[start]

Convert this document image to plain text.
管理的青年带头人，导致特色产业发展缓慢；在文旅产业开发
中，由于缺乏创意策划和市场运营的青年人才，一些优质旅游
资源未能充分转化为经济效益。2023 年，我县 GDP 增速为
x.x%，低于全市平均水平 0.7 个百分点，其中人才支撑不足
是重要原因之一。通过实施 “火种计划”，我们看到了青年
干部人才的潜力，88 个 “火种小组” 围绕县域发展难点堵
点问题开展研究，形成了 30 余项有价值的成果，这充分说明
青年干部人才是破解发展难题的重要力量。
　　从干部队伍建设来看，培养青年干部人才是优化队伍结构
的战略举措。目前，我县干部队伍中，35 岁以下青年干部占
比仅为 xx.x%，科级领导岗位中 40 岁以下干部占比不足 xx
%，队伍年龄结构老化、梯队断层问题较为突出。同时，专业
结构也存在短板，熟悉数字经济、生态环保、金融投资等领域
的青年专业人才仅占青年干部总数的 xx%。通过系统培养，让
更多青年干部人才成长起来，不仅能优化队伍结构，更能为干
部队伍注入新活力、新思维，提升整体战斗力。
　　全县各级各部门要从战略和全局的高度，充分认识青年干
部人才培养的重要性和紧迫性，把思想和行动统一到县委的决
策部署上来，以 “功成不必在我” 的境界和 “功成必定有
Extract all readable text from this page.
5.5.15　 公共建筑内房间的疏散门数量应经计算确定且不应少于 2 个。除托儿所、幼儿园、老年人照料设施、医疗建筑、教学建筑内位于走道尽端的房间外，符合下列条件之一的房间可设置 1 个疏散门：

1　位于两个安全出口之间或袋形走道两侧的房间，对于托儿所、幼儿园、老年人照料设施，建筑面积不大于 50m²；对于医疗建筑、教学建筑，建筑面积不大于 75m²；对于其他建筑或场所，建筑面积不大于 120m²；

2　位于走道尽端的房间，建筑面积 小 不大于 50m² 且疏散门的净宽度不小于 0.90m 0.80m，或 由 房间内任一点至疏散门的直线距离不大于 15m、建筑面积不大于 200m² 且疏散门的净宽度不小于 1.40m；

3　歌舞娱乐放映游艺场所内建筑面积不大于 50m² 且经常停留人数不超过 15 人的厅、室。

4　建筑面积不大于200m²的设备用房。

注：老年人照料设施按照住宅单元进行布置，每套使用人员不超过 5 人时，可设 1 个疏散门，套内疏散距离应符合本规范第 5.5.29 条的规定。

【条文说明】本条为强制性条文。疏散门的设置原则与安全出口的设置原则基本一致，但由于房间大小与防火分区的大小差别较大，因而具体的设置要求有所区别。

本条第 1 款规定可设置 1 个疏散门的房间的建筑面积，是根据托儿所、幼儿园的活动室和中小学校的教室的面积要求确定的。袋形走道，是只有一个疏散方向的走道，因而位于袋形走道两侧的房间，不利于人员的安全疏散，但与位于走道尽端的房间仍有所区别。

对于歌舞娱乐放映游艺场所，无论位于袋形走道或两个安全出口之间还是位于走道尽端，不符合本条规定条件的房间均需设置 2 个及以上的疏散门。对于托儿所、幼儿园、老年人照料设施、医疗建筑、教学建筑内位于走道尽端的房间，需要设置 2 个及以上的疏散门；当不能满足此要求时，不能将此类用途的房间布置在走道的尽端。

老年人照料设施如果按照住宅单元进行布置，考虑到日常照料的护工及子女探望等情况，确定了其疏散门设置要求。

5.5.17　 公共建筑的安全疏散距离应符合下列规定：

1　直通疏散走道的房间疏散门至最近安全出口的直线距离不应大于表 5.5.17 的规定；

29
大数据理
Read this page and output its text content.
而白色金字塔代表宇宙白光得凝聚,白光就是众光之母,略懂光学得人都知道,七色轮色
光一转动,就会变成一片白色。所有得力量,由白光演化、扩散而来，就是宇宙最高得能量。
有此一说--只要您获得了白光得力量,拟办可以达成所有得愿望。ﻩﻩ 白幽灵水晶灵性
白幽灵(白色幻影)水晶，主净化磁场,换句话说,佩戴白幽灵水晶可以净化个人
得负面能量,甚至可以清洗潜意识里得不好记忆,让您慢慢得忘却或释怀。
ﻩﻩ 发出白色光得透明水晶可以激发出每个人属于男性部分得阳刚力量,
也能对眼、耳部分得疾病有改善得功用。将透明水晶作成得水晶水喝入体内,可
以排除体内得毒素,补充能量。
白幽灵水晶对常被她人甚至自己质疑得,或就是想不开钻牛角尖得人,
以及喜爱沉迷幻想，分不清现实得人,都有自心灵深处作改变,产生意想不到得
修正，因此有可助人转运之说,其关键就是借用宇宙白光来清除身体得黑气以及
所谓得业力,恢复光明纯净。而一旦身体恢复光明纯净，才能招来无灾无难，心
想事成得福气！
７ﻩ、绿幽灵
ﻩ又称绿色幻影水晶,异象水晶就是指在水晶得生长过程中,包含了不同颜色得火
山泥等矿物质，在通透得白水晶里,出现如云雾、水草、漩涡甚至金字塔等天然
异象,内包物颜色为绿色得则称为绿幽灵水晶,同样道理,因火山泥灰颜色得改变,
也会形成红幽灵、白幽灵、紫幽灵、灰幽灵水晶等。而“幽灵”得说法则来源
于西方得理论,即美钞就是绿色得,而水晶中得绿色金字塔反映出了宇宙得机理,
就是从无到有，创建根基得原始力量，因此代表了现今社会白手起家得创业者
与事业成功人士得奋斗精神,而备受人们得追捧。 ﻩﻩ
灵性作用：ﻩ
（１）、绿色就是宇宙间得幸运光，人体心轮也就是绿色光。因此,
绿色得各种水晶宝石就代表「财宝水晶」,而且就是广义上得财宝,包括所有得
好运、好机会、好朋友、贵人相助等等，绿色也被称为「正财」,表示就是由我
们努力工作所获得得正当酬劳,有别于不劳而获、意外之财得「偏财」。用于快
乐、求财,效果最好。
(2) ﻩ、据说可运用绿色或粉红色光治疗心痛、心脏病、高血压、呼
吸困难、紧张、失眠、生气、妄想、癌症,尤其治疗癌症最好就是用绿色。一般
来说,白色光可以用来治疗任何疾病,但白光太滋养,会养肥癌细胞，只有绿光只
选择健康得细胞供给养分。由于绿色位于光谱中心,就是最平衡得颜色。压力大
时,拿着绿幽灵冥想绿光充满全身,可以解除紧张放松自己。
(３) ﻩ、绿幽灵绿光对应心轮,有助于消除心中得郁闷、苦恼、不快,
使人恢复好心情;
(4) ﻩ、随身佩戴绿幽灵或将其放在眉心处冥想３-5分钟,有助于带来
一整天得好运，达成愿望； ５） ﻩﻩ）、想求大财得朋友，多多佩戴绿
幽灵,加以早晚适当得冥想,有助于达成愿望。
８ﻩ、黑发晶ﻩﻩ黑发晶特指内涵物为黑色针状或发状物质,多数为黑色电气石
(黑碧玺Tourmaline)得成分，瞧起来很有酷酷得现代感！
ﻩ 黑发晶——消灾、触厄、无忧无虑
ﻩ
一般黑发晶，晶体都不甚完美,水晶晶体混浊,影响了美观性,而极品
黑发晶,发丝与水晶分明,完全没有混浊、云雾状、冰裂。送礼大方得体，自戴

[end]

Written task:
Pull out each record as written and restate it exactly.

Solution to the problem:
Convert this document image to plain text.
管理的青年带头人，导致特色产业发展缓慢；在文旅产业开发
中，由于缺乏创意策划和市场运营的青年人才，一些优质旅游
资源未能充分转化为经济效益。2023 年，我县 GDP 增速为
x.x%，低于全市平均水平 0.7 个百分点，其中人才支撑不足
是重要原因之一。通过实施 “火种计划”，我们看到了青年
干部人才的潜力，88 个 “火种小组” 围绕县域发展难点堵
点问题开展研究，形成了 30 余项有价值的成果，这充分说明
青年干部人才是破解发展难题的重要力量。
　　从干部队伍建设来看，培养青年干部人才是优化队伍结构
的战略举措。目前，我县干部队伍中，35 岁以下青年干部占
比仅为 xx.x%，科级领导岗位中 40 岁以下干部占比不足 xx
%，队伍年龄结构老化、梯队断层问题较为突出。同时，专业
结构也存在短板，熟悉数字经济、生态环保、金融投资等领域
的青年专业人才仅占青年干部总数的 xx%。通过系统培养，让
更多青年干部人才成长起来，不仅能优化队伍结构，更能为干
部队伍注入新活力、新思维，提升整体战斗力。
　　全县各级各部门要从战略和全局的高度，充分认识青年干
部人才培养的重要性和紧迫性，把思想和行动统一到县委的决
策部署上来，以 “功成不必在我” 的境界和 “功成必定有
Extract all readable text from this page.
5.5.15　 公共建筑内房间的疏散门数量应经计算确定且不应少于 2 个。除托儿所、幼儿园、老年人照料设施、医疗建筑、教学建筑内位于走道尽端的房间外，符合下列条件之一的房间可设置 1 个疏散门：

1　位于两个安全出口之间或袋形走道两侧的房间，对于托儿所、幼儿园、老年人照料设施，建筑面积不大于 50m²；对于医疗建筑、教学建筑，建筑面积不大于 75m²；对于其他建筑或场所，建筑面积不大于 120m²；

2　位于走道尽端的房间，建筑面积 小 不大于 50m² 且疏散门的净宽度不小于 0.90m 0.80m，或 由 房间内任一点至疏散门的直线距离不大于 15m、建筑面积不大于 200m² 且疏散门的净宽度不小于 1.40m；

3　歌舞娱乐放映游艺场所内建筑面积不大于 50m² 且经常停留人数不超过 15 人的厅、室。

4　建筑面积不大于200m²的设备用房。

注：老年人照料设施按照住宅单元进行布置，每套使用人员不超过 5 人时，可设 1 个疏散门，套内疏散距离应符合本规范第 5.5.29 条的规定。

【条文说明】本条为强制性条文。疏散门的设置原则与安全出口的设置原则基本一致，但由于房间大小与防火分区的大小差别较大，因而具体的设置要求有所区别。

本条第 1 款规定可设置 1 个疏散门的房间的建筑面积，是根据托儿所、幼儿园的活动室和中小学校的教室的面积要求确定的。袋形走道，是只有一个疏散方向的走道，因而位于袋形走道两侧的房间，不利于人员的安全疏散，但与位于走道尽端的房间仍有所区别。

对于歌舞娱乐放映游艺场所，无论位于袋形走道或两个安全出口之间还是位于走道尽端，不符合本条规定条件的房间均需设置 2 个及以上的疏散门。对于托儿所、幼儿园、老年人照料设施、医疗建筑、教学建筑内位于走道尽端的房间，需要设置 2 个及以上的疏散门；当不能满足此要求时，不能将此类用途的房间布置在走道的尽端。

老年人照料设施如果按照住宅单元进行布置，考虑到日常照料的护工及子女探望等情况，确定了其疏散门设置要求。

5.5.17　 公共建筑的安全疏散距离应符合下列规定：

1　直通疏散走道的房间疏散门至最近安全出口的直线距离不应大于表 5.5.17 的规定；

29
大数据理
Read this page and output its text content.
而白色金字塔代表宇宙白光得凝聚,白光就是众光之母,略懂光学得人都知道,七色轮色
光一转动,就会变成一片白色。所有得力量,由白光演化、扩散而来，就是宇宙最高得能量。
有此一说--只要您获得了白光得力量,拟办可以达成所有得愿望。ﻩﻩ 白幽灵水晶灵性
白幽灵(白色幻影)水晶，主净化磁场,换句话说,佩戴白幽灵水晶可以净化个人
得负面能量,甚至可以清洗潜意识里得不好记忆,让您慢慢得忘却或释怀。
ﻩﻩ 发出白色光得透明水晶可以激发出每个人属于男性部分得阳刚力量,
也能对眼、耳部分得疾病有改善得功用。将透明水晶作成得水晶水喝入体内,可
以排除体内得毒素,补充能量。
白幽灵水晶对常被她人甚至自己质疑得,或就是想不开钻牛角尖得人,
以及喜爱沉迷幻想，分不清现实得人,都有自心灵深处作改变,产生意想不到得
修正，因此有可助人转运之说,其关键就是借用宇宙白光来清除身体得黑气以及
所谓得业力,恢复光明纯净。而一旦身体恢复光明纯净，才能招来无灾无难，心
想事成得福气！
７ﻩ、绿幽灵
ﻩ又称绿色幻影水晶,异象水晶就是指在水晶得生长过程中,包含了不同颜色得火
山泥等矿物质，在通透得白水晶里,出现如云雾、水草、漩涡甚至金字塔等天然
异象,内包物颜色为绿色得则称为绿幽灵水晶,同样道理,因火山泥灰颜色得改变,
也会形成红幽灵、白幽灵、紫幽灵、灰幽灵水晶等。而“幽灵”得说法则来源
于西方得理论,即美钞就是绿色得,而水晶中得绿色金字塔反映出了宇宙得机理,
就是从无到有，创建根基得原始力量，因此代表了现今社会白手起家得创业者
与事业成功人士得奋斗精神,而备受人们得追捧。 ﻩﻩ
灵性作用：ﻩ
（１）、绿色就是宇宙间得幸运光，人体心轮也就是绿色光。因此,
绿色得各种水晶宝石就代表「财宝水晶」,而且就是广义上得财宝,包括所有得
好运、好机会、好朋友、贵人相助等等，绿色也被称为「正财」,表示就是由我
们努力工作所获得得正当酬劳,有别于不劳而获、意外之财得「偏财」。用于快
乐、求财,效果最好。
(2) ﻩ、据说可运用绿色或粉红色光治疗心痛、心脏病、高血压、呼
吸困难、紧张、失眠、生气、妄想、癌症,尤其治疗癌症最好就是用绿色。一般
来说,白色光可以用来治疗任何疾病,但白光太滋养,会养肥癌细胞，只有绿光只
选择健康得细胞供给养分。由于绿色位于光谱中心,就是最平衡得颜色。压力大
时,拿着绿幽灵冥想绿光充满全身,可以解除紧张放松自己。
(３) ﻩ、绿幽灵绿光对应心轮,有助于消除心中得郁闷、苦恼、不快,
使人恢复好心情;
(4) ﻩ、随身佩戴绿幽灵或将其放在眉心处冥想３-5分钟,有助于带来
一整天得好运，达成愿望； ５） ﻩﻩ）、想求大财得朋友，多多佩戴绿
幽灵,加以早晚适当得冥想,有助于达成愿望。
８ﻩ、黑发晶ﻩﻩ黑发晶特指内涵物为黑色针状或发状物质,多数为黑色电气石
(黑碧玺Tourmaline)得成分，瞧起来很有酷酷得现代感！
ﻩ 黑发晶——消灾、触厄、无忧无虑
ﻩ
一般黑发晶，晶体都不甚完美,水晶晶体混浊,影响了美观性,而极品
黑发晶,发丝与水晶分明,完全没有混浊、云雾状、冰裂。送礼大方得体，自戴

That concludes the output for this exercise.